● Job: Write the entries out again exactly as they stand, but without the pictures.

Records contained in a dataset
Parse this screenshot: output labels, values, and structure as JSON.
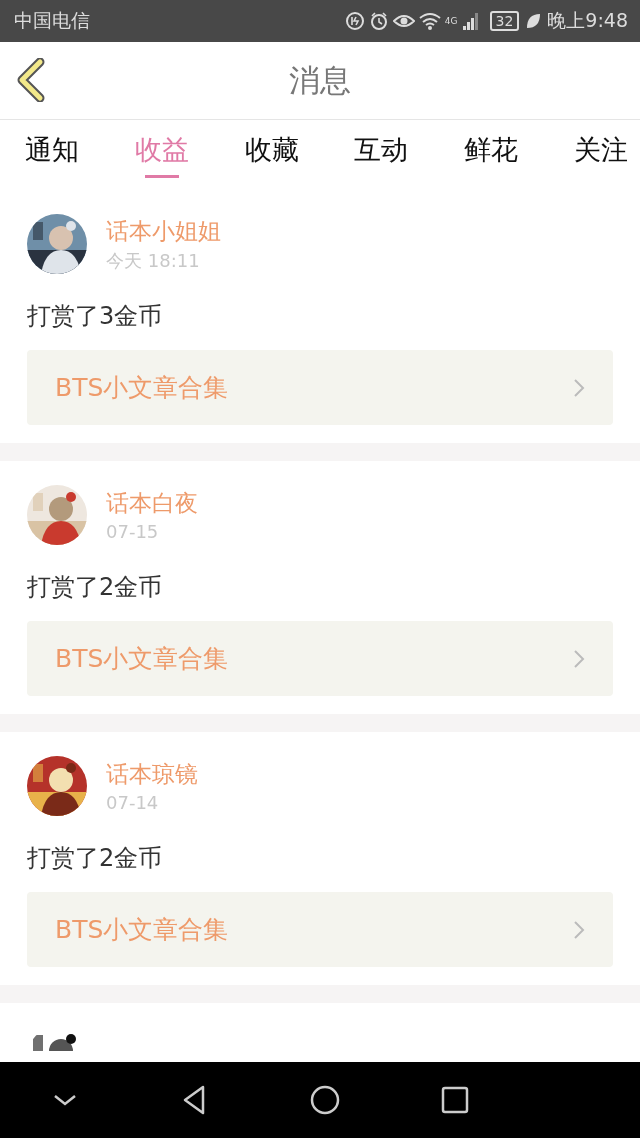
{
  "status_bar": {
    "carrier": "中国电信",
    "network": "4G",
    "battery": "32",
    "time": "晚上9:48"
  },
  "header": {
    "title": "消息"
  },
  "tabs": [
    {
      "label": "通知",
      "selected": false
    },
    {
      "label": "收益",
      "selected": true
    },
    {
      "label": "收藏",
      "selected": false
    },
    {
      "label": "互动",
      "selected": false
    },
    {
      "label": "鲜花",
      "selected": false
    },
    {
      "label": "关注",
      "selected": false
    }
  ],
  "messages": [
    {
      "user": "话本小姐姐",
      "time": "今天 18:11",
      "text": "打赏了3金币",
      "link": "BTS小文章合集",
      "avatar": {
        "kind": "picture"
      }
    },
    {
      "user": "话本白夜",
      "time": "07-15",
      "text": "打赏了2金币",
      "link": "BTS小文章合集",
      "avatar": {
        "kind": "picture"
      }
    },
    {
      "user": "话本琼镜",
      "time": "07-14",
      "text": "打赏了2金币",
      "link": "BTS小文章合集",
      "avatar": {
        "kind": "picture"
      }
    },
    {
      "avatar": {
        "kind": "picture"
      }
    }
  ]
}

● Result of this exercise:
Parse this screenshot: output labels, values, and structure as JSON.
{
  "status_bar": {
    "carrier": "中国电信",
    "network": "4G",
    "battery": "32",
    "time": "晚上9:48"
  },
  "header": {
    "title": "消息"
  },
  "tabs": [
    {
      "label": "通知",
      "selected": false
    },
    {
      "label": "收益",
      "selected": true
    },
    {
      "label": "收藏",
      "selected": false
    },
    {
      "label": "互动",
      "selected": false
    },
    {
      "label": "鲜花",
      "selected": false
    },
    {
      "label": "关注",
      "selected": false
    }
  ],
  "messages": [
    {
      "user": "话本小姐姐",
      "time": "今天 18:11",
      "text": "打赏了3金币",
      "link": "BTS小文章合集",
      "avatar": {
        "kind": "picture"
      }
    },
    {
      "user": "话本白夜",
      "time": "07-15",
      "text": "打赏了2金币",
      "link": "BTS小文章合集",
      "avatar": {
        "kind": "picture"
      }
    },
    {
      "user": "话本琼镜",
      "time": "07-14",
      "text": "打赏了2金币",
      "link": "BTS小文章合集",
      "avatar": {
        "kind": "picture"
      }
    },
    {
      "avatar": {
        "kind": "picture"
      }
    }
  ]
}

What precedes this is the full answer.